**WHAT YOU ARE ASKED TO DO:**
Check every line below for the word "scores" and show those that hold it.

(Data items)
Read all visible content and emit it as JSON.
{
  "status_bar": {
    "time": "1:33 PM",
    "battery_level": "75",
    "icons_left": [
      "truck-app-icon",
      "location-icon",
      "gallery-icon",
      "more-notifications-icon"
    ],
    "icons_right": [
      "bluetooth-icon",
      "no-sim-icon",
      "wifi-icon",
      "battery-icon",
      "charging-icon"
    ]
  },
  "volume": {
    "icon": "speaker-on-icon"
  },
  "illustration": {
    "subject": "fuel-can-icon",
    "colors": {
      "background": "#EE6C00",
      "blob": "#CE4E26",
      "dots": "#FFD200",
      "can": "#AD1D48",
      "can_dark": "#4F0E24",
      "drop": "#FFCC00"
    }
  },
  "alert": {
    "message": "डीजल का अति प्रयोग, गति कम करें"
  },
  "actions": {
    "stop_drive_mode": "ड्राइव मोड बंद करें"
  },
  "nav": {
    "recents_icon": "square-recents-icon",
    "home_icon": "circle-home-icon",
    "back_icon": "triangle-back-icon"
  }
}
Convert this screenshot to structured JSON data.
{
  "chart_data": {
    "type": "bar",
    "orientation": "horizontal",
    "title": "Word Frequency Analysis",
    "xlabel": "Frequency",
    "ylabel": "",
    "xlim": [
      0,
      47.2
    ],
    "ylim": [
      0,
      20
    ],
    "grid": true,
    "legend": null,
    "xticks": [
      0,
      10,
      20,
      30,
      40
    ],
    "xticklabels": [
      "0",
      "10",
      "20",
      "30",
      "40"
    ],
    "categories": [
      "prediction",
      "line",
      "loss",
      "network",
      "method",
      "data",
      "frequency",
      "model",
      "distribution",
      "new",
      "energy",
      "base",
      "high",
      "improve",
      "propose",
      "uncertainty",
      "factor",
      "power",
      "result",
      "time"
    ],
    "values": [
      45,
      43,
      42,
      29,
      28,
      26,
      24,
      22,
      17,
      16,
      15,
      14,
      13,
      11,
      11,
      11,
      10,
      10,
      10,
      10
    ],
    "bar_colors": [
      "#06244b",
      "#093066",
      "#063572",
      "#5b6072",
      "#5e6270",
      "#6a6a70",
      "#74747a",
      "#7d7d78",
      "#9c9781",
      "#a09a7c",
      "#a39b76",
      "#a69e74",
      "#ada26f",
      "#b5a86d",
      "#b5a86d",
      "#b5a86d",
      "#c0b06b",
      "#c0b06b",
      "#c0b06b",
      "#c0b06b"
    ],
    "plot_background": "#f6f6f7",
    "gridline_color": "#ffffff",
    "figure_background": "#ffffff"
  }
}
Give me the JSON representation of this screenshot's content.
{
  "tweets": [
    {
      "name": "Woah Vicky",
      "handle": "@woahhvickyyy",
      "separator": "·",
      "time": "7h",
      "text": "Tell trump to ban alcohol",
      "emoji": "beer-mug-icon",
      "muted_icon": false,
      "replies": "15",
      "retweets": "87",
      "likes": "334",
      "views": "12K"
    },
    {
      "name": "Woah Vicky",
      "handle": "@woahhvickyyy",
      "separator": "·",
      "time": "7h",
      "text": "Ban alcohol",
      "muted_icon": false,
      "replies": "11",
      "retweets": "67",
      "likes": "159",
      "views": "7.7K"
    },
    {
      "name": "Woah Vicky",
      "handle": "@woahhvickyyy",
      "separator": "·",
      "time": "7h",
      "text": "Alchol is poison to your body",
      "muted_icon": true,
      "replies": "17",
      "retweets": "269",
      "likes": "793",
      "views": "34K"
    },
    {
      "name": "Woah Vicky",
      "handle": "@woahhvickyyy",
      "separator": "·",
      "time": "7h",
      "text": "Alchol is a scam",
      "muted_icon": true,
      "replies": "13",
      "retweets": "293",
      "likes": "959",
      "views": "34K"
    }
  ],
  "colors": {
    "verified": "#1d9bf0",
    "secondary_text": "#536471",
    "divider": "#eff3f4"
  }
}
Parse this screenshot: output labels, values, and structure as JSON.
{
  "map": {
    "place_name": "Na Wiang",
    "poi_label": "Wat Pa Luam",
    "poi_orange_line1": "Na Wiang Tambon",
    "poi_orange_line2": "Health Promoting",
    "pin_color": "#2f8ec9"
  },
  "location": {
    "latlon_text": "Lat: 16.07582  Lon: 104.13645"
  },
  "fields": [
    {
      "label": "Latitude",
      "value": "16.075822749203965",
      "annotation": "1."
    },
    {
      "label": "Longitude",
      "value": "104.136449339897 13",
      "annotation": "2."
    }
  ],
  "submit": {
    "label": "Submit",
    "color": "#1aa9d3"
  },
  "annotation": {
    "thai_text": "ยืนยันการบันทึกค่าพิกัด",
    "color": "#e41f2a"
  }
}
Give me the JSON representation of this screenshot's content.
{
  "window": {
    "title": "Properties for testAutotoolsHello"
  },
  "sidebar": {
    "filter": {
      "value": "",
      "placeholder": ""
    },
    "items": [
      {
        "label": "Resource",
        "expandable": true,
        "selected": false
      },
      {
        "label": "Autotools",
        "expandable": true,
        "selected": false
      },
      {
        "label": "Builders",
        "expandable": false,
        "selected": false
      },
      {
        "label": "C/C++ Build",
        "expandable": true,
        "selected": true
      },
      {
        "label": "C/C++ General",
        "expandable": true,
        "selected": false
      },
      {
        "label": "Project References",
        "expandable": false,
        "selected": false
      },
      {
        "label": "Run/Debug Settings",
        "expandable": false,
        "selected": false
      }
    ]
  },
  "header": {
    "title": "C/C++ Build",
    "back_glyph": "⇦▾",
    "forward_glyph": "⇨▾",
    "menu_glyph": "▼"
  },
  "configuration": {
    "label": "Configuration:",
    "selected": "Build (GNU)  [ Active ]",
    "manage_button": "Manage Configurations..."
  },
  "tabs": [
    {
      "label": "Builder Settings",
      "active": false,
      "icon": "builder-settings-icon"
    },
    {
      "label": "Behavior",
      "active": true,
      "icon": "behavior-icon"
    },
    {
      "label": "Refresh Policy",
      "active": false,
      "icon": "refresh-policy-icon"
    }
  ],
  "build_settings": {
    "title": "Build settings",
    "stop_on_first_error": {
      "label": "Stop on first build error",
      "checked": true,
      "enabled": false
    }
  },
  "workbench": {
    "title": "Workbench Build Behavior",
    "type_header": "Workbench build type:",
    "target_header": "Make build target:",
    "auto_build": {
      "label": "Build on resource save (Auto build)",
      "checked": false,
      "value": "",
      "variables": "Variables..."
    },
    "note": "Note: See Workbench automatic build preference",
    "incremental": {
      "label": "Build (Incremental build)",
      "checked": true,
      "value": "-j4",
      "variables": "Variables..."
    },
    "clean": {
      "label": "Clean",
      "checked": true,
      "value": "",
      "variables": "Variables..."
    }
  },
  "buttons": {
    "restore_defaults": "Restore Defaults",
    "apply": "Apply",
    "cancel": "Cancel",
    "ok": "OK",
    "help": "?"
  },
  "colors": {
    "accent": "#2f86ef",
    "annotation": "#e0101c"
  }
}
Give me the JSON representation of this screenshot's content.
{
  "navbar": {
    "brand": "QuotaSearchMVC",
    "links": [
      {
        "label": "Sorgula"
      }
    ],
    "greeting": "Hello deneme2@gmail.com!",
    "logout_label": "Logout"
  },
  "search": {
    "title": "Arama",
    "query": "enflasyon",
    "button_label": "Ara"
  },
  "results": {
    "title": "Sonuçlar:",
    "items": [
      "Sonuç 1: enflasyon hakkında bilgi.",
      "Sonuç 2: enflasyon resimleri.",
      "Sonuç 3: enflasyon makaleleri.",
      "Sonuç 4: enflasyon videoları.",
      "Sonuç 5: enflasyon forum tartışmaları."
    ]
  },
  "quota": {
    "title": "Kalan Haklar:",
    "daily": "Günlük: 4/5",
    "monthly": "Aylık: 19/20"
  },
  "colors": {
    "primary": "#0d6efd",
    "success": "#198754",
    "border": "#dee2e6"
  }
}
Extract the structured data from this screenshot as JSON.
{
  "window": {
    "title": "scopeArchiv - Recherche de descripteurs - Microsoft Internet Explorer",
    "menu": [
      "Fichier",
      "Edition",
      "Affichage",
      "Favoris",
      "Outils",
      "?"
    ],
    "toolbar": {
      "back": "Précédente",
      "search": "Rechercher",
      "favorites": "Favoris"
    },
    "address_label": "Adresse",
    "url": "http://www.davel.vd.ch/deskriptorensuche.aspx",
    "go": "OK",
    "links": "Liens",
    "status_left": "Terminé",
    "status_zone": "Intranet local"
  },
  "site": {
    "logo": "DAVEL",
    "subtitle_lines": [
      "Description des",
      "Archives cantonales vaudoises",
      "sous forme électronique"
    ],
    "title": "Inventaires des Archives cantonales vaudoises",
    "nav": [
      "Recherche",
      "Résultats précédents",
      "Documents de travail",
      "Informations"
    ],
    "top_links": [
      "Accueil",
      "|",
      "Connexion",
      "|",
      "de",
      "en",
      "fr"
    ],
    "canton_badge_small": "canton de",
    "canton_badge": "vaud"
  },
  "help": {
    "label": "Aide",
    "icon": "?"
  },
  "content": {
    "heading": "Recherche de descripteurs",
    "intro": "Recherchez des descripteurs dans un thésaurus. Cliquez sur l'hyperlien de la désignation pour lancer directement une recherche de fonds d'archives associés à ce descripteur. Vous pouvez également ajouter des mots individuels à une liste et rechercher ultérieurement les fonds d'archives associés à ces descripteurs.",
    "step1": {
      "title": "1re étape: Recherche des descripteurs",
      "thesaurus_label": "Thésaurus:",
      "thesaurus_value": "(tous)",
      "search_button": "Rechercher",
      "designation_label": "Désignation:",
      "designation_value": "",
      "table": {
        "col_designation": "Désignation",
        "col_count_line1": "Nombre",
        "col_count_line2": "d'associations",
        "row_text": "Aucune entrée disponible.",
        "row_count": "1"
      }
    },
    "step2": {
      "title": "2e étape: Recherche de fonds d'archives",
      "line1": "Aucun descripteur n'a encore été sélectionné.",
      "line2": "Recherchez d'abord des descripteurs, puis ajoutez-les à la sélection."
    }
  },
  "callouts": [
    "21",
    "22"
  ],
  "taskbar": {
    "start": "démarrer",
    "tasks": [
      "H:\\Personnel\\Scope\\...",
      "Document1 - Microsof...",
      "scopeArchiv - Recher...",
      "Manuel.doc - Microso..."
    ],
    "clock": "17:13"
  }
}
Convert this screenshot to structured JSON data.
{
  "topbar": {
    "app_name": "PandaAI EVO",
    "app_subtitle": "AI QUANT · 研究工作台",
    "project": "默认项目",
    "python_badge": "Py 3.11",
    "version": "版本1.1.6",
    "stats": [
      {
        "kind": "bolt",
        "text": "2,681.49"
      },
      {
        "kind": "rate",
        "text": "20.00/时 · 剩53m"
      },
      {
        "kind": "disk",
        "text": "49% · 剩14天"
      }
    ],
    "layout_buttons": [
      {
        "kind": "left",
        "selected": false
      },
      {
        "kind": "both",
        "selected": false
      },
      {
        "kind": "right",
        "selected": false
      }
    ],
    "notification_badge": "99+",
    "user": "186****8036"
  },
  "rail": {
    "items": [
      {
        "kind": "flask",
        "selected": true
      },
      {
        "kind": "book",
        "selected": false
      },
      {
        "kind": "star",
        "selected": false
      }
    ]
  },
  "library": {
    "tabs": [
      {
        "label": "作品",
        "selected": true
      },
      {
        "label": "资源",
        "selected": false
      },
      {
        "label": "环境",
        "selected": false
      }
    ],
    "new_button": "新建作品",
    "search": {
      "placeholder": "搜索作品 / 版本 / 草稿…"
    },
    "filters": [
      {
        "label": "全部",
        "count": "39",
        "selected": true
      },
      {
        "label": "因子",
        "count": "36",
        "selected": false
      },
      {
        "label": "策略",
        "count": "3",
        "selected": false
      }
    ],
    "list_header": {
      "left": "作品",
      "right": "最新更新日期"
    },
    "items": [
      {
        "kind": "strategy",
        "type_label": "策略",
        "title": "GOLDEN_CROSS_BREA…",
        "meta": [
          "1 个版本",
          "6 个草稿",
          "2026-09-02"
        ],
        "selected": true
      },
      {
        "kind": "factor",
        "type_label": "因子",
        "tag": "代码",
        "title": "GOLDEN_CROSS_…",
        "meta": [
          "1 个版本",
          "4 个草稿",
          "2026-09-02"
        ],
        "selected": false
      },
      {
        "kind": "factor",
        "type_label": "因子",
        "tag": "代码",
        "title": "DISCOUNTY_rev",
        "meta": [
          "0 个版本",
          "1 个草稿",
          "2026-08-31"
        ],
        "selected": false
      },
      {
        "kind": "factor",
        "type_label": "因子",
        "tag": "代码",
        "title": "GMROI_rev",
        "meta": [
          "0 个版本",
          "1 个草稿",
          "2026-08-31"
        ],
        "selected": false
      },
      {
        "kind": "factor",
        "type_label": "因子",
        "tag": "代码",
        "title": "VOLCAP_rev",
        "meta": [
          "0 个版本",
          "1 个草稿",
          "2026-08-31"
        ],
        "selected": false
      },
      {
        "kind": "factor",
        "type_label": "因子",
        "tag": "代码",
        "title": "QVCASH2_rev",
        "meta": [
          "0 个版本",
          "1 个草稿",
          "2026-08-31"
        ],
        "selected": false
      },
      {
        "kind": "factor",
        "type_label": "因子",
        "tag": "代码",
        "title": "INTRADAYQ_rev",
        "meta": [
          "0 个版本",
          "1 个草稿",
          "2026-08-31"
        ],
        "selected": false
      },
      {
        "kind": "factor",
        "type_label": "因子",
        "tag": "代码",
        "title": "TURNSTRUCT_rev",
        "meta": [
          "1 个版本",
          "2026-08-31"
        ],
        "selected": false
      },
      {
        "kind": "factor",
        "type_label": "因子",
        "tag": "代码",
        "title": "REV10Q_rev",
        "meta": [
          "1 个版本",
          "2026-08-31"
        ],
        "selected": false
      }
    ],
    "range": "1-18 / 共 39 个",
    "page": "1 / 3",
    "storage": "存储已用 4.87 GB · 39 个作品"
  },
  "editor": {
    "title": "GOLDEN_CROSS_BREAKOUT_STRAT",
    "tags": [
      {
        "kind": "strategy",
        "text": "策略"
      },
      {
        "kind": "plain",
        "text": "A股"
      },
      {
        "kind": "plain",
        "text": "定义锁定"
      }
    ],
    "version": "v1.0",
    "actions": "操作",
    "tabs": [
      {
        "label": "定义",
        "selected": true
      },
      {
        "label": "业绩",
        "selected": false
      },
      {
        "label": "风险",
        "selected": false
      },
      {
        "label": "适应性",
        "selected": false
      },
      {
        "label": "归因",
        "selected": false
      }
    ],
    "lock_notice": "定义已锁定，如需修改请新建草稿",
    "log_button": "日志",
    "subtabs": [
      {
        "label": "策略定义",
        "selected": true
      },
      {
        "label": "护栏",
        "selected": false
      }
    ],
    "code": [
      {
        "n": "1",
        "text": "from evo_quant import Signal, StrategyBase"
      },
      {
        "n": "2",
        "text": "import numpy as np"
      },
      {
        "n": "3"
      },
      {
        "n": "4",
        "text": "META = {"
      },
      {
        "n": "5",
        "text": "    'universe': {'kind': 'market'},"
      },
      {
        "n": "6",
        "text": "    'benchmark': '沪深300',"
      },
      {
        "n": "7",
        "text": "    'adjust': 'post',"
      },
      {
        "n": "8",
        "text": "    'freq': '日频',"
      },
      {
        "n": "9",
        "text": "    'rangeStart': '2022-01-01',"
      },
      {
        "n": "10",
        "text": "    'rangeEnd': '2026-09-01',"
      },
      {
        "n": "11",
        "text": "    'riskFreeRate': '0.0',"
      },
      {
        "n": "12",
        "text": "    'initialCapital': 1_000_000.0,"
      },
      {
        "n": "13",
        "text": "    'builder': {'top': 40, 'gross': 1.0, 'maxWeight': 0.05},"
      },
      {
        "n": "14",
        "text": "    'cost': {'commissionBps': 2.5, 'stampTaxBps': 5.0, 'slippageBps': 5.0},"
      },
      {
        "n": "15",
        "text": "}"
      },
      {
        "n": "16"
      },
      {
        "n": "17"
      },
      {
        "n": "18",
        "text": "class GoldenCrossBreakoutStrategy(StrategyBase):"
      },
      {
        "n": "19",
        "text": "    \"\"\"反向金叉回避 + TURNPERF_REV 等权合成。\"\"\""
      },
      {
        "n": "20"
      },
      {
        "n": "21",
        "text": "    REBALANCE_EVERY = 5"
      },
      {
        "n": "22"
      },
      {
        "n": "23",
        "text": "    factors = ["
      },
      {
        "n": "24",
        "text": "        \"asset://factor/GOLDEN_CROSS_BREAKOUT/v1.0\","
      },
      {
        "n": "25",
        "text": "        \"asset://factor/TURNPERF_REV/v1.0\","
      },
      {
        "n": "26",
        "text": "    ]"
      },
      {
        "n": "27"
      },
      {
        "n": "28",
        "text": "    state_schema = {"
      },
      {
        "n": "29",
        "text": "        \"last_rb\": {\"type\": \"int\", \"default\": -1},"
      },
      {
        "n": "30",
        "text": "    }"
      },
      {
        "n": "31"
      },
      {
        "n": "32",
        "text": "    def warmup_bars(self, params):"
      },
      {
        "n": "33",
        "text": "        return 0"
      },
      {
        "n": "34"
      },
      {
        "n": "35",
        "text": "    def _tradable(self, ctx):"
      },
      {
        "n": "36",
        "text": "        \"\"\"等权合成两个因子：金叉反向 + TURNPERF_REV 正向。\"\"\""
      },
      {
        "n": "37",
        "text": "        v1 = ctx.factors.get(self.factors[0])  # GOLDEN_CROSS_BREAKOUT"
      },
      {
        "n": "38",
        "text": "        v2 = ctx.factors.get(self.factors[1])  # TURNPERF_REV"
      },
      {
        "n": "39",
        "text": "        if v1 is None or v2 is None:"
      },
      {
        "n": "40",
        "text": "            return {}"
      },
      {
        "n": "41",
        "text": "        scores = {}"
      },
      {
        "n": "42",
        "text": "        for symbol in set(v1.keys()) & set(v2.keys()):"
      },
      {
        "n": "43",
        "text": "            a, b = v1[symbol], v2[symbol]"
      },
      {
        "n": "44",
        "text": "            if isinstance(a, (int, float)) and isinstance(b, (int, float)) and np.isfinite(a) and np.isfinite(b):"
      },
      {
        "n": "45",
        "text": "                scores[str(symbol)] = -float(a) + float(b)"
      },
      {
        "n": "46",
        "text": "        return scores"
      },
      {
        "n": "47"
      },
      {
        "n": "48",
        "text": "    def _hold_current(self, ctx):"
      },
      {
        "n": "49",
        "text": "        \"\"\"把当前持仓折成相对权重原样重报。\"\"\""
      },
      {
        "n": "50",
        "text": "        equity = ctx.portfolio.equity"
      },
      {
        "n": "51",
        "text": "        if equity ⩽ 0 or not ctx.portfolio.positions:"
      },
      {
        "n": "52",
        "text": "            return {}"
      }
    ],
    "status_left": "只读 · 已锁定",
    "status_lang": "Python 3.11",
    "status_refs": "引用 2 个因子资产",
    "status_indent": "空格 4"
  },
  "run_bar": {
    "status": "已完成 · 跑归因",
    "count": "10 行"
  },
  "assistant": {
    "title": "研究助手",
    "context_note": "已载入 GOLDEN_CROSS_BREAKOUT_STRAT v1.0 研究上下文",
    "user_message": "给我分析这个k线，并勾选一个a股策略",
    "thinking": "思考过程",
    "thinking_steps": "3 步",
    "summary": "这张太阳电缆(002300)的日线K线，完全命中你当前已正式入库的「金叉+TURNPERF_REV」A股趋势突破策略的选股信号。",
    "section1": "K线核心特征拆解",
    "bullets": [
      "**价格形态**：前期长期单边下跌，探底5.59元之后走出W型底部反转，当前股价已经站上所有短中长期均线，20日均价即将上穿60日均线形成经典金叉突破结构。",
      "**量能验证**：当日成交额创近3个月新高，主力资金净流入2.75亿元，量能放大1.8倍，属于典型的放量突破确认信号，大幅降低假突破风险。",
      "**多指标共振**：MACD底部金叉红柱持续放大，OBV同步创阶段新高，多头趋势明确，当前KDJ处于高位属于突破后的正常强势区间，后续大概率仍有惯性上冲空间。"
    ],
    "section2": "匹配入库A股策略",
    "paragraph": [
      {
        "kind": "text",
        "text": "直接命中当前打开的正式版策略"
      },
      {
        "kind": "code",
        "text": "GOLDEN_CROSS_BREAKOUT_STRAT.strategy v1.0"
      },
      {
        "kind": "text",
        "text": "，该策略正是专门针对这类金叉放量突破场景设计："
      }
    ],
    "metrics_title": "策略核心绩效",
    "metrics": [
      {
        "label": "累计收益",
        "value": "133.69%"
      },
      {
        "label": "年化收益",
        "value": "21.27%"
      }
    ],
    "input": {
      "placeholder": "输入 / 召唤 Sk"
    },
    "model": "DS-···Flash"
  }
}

**TASK SOLUTION:**
        "text": "        scores = {}"
        "text": "                scores[str(symbol)] = -float(a) + float(b)"
        "text": "        return scores"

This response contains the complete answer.